## INSTRUCTIONS FOR THE TASK:
Repeat the listing in full, word for word.

-- MATERIAL SHOWN start --

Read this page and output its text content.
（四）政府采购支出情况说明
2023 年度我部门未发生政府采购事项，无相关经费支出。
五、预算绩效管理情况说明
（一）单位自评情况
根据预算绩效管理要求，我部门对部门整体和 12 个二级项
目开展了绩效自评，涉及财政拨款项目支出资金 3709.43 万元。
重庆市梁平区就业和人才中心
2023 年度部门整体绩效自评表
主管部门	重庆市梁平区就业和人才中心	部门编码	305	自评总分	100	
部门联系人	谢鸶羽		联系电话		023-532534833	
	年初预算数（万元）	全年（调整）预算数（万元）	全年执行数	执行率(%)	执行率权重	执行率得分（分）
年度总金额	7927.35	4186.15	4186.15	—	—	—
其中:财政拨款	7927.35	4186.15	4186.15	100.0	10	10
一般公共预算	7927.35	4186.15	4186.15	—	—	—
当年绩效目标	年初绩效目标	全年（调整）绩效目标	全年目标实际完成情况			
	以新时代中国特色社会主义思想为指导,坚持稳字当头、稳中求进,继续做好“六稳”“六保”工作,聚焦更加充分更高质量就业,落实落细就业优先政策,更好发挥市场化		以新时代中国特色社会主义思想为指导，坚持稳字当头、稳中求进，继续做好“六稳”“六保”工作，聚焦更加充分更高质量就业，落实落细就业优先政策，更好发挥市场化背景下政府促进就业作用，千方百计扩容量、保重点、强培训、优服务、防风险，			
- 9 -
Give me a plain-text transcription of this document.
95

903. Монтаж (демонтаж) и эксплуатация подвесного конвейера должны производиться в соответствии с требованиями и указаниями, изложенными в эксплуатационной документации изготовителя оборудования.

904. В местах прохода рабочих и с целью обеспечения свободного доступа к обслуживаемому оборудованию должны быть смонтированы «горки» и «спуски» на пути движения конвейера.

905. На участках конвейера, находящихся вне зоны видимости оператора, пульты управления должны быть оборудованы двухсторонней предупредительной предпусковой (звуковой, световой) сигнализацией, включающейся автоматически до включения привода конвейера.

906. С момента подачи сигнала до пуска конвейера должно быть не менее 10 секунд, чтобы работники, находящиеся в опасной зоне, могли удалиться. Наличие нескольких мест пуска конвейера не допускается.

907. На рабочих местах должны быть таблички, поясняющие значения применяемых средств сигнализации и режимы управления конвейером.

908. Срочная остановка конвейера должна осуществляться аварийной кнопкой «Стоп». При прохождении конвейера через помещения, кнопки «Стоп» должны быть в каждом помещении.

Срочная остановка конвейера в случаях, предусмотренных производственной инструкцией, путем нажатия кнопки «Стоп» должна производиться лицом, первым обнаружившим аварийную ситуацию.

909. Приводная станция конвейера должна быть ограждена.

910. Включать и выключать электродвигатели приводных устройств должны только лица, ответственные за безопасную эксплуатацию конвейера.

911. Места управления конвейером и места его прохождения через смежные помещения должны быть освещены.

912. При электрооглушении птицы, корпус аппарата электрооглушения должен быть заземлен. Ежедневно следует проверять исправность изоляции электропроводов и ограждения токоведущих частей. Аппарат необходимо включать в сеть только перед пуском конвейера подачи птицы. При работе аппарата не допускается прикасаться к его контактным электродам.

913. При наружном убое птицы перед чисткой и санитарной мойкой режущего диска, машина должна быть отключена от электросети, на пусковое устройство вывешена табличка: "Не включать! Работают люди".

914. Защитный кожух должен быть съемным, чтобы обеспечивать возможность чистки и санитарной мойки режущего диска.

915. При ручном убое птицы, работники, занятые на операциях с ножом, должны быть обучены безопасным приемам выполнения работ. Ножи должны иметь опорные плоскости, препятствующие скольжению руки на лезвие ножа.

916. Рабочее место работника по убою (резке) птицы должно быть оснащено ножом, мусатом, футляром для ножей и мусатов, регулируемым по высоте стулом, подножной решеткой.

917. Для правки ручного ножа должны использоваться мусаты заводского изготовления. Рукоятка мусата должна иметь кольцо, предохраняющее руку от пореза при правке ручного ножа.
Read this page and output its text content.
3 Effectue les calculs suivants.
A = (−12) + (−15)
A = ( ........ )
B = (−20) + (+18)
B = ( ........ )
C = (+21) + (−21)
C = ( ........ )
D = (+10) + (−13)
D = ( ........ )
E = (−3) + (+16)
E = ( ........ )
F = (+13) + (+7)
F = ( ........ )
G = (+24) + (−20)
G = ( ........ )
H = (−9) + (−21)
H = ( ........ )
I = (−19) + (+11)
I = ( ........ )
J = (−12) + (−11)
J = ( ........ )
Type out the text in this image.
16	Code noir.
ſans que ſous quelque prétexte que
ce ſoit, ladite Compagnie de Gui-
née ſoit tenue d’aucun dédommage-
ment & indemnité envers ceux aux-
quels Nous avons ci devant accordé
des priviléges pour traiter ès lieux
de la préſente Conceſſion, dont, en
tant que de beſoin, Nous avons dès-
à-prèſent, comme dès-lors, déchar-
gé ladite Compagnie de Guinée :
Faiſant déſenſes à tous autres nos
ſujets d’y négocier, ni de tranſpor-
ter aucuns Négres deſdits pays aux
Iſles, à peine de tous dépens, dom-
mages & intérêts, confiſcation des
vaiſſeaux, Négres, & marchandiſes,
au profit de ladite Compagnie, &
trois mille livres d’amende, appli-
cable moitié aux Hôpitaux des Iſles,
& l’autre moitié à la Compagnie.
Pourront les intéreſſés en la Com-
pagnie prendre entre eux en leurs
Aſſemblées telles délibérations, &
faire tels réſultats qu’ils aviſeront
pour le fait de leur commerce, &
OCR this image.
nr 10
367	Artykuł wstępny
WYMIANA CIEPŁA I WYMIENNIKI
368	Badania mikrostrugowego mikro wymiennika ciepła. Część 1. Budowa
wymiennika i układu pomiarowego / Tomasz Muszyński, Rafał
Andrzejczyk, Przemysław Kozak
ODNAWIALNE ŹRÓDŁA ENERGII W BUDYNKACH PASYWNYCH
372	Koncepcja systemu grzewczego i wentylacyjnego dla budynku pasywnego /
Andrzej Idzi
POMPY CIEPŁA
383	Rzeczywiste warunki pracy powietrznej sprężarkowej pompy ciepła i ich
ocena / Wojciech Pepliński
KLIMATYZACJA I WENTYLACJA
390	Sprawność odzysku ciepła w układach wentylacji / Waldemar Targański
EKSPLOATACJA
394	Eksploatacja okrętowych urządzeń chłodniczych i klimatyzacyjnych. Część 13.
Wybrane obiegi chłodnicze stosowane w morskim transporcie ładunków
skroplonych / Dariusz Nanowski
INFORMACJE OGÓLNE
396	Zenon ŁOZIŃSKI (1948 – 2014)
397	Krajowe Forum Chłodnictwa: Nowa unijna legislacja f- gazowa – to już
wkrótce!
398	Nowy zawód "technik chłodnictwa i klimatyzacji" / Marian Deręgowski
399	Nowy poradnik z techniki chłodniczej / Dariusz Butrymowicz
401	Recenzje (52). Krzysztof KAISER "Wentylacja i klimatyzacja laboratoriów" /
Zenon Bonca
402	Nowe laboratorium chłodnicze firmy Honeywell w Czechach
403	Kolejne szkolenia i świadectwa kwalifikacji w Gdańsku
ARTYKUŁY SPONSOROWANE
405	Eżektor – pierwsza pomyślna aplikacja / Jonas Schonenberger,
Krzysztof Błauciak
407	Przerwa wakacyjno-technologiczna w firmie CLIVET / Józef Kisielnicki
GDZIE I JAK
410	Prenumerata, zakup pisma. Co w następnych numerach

-- MATERIAL SHOWN end --

## SOLVED PROBLEM:
Read this page and output its text content.
（四）政府采购支出情况说明
2023 年度我部门未发生政府采购事项，无相关经费支出。
五、预算绩效管理情况说明
（一）单位自评情况
根据预算绩效管理要求，我部门对部门整体和 12 个二级项
目开展了绩效自评，涉及财政拨款项目支出资金 3709.43 万元。
重庆市梁平区就业和人才中心
2023 年度部门整体绩效自评表
主管部门	重庆市梁平区就业和人才中心	部门编码	305	自评总分	100	
部门联系人	谢鸶羽		联系电话		023-532534833	
	年初预算数（万元）	全年（调整）预算数（万元）	全年执行数	执行率(%)	执行率权重	执行率得分（分）
年度总金额	7927.35	4186.15	4186.15	—	—	—
其中:财政拨款	7927.35	4186.15	4186.15	100.0	10	10
一般公共预算	7927.35	4186.15	4186.15	—	—	—
当年绩效目标	年初绩效目标	全年（调整）绩效目标	全年目标实际完成情况			
	以新时代中国特色社会主义思想为指导,坚持稳字当头、稳中求进,继续做好“六稳”“六保”工作,聚焦更加充分更高质量就业,落实落细就业优先政策,更好发挥市场化		以新时代中国特色社会主义思想为指导，坚持稳字当头、稳中求进，继续做好“六稳”“六保”工作，聚焦更加充分更高质量就业，落实落细就业优先政策，更好发挥市场化背景下政府促进就业作用，千方百计扩容量、保重点、强培训、优服务、防风险，			
- 9 -
Give me a plain-text transcription of this document.
95

903. Монтаж (демонтаж) и эксплуатация подвесного конвейера должны производиться в соответствии с требованиями и указаниями, изложенными в эксплуатационной документации изготовителя оборудования.

904. В местах прохода рабочих и с целью обеспечения свободного доступа к обслуживаемому оборудованию должны быть смонтированы «горки» и «спуски» на пути движения конвейера.

905. На участках конвейера, находящихся вне зоны видимости оператора, пульты управления должны быть оборудованы двухсторонней предупредительной предпусковой (звуковой, световой) сигнализацией, включающейся автоматически до включения привода конвейера.

906. С момента подачи сигнала до пуска конвейера должно быть не менее 10 секунд, чтобы работники, находящиеся в опасной зоне, могли удалиться. Наличие нескольких мест пуска конвейера не допускается.

907. На рабочих местах должны быть таблички, поясняющие значения применяемых средств сигнализации и режимы управления конвейером.

908. Срочная остановка конвейера должна осуществляться аварийной кнопкой «Стоп». При прохождении конвейера через помещения, кнопки «Стоп» должны быть в каждом помещении.

Срочная остановка конвейера в случаях, предусмотренных производственной инструкцией, путем нажатия кнопки «Стоп» должна производиться лицом, первым обнаружившим аварийную ситуацию.

909. Приводная станция конвейера должна быть ограждена.

910. Включать и выключать электродвигатели приводных устройств должны только лица, ответственные за безопасную эксплуатацию конвейера.

911. Места управления конвейером и места его прохождения через смежные помещения должны быть освещены.

912. При электрооглушении птицы, корпус аппарата электрооглушения должен быть заземлен. Ежедневно следует проверять исправность изоляции электропроводов и ограждения токоведущих частей. Аппарат необходимо включать в сеть только перед пуском конвейера подачи птицы. При работе аппарата не допускается прикасаться к его контактным электродам.

913. При наружном убое птицы перед чисткой и санитарной мойкой режущего диска, машина должна быть отключена от электросети, на пусковое устройство вывешена табличка: "Не включать! Работают люди".

914. Защитный кожух должен быть съемным, чтобы обеспечивать возможность чистки и санитарной мойки режущего диска.

915. При ручном убое птицы, работники, занятые на операциях с ножом, должны быть обучены безопасным приемам выполнения работ. Ножи должны иметь опорные плоскости, препятствующие скольжению руки на лезвие ножа.

916. Рабочее место работника по убою (резке) птицы должно быть оснащено ножом, мусатом, футляром для ножей и мусатов, регулируемым по высоте стулом, подножной решеткой.

917. Для правки ручного ножа должны использоваться мусаты заводского изготовления. Рукоятка мусата должна иметь кольцо, предохраняющее руку от пореза при правке ручного ножа.
Read this page and output its text content.
3 Effectue les calculs suivants.
A = (−12) + (−15)
A = ( ........ )
B = (−20) + (+18)
B = ( ........ )
C = (+21) + (−21)
C = ( ........ )
D = (+10) + (−13)
D = ( ........ )
E = (−3) + (+16)
E = ( ........ )
F = (+13) + (+7)
F = ( ........ )
G = (+24) + (−20)
G = ( ........ )
H = (−9) + (−21)
H = ( ........ )
I = (−19) + (+11)
I = ( ........ )
J = (−12) + (−11)
J = ( ........ )
Type out the text in this image.
16	Code noir.
ſans que ſous quelque prétexte que
ce ſoit, ladite Compagnie de Gui-
née ſoit tenue d’aucun dédommage-
ment & indemnité envers ceux aux-
quels Nous avons ci devant accordé
des priviléges pour traiter ès lieux
de la préſente Conceſſion, dont, en
tant que de beſoin, Nous avons dès-
à-prèſent, comme dès-lors, déchar-
gé ladite Compagnie de Guinée :
Faiſant déſenſes à tous autres nos
ſujets d’y négocier, ni de tranſpor-
ter aucuns Négres deſdits pays aux
Iſles, à peine de tous dépens, dom-
mages & intérêts, confiſcation des
vaiſſeaux, Négres, & marchandiſes,
au profit de ladite Compagnie, &
trois mille livres d’amende, appli-
cable moitié aux Hôpitaux des Iſles,
& l’autre moitié à la Compagnie.
Pourront les intéreſſés en la Com-
pagnie prendre entre eux en leurs
Aſſemblées telles délibérations, &
faire tels réſultats qu’ils aviſeront
pour le fait de leur commerce, &
OCR this image.
nr 10
367	Artykuł wstępny
WYMIANA CIEPŁA I WYMIENNIKI
368	Badania mikrostrugowego mikro wymiennika ciepła. Część 1. Budowa
wymiennika i układu pomiarowego / Tomasz Muszyński, Rafał
Andrzejczyk, Przemysław Kozak
ODNAWIALNE ŹRÓDŁA ENERGII W BUDYNKACH PASYWNYCH
372	Koncepcja systemu grzewczego i wentylacyjnego dla budynku pasywnego /
Andrzej Idzi
POMPY CIEPŁA
383	Rzeczywiste warunki pracy powietrznej sprężarkowej pompy ciepła i ich
ocena / Wojciech Pepliński
KLIMATYZACJA I WENTYLACJA
390	Sprawność odzysku ciepła w układach wentylacji / Waldemar Targański
EKSPLOATACJA
394	Eksploatacja okrętowych urządzeń chłodniczych i klimatyzacyjnych. Część 13.
Wybrane obiegi chłodnicze stosowane w morskim transporcie ładunków
skroplonych / Dariusz Nanowski
INFORMACJE OGÓLNE
396	Zenon ŁOZIŃSKI (1948 – 2014)
397	Krajowe Forum Chłodnictwa: Nowa unijna legislacja f- gazowa – to już
wkrótce!
398	Nowy zawód "technik chłodnictwa i klimatyzacji" / Marian Deręgowski
399	Nowy poradnik z techniki chłodniczej / Dariusz Butrymowicz
401	Recenzje (52). Krzysztof KAISER "Wentylacja i klimatyzacja laboratoriów" /
Zenon Bonca
402	Nowe laboratorium chłodnicze firmy Honeywell w Czechach
403	Kolejne szkolenia i świadectwa kwalifikacji w Gdańsku
ARTYKUŁY SPONSOROWANE
405	Eżektor – pierwsza pomyślna aplikacja / Jonas Schonenberger,
Krzysztof Błauciak
407	Przerwa wakacyjno-technologiczna w firmie CLIVET / Józef Kisielnicki
GDZIE I JAK
410	Prenumerata, zakup pisma. Co w następnych numerach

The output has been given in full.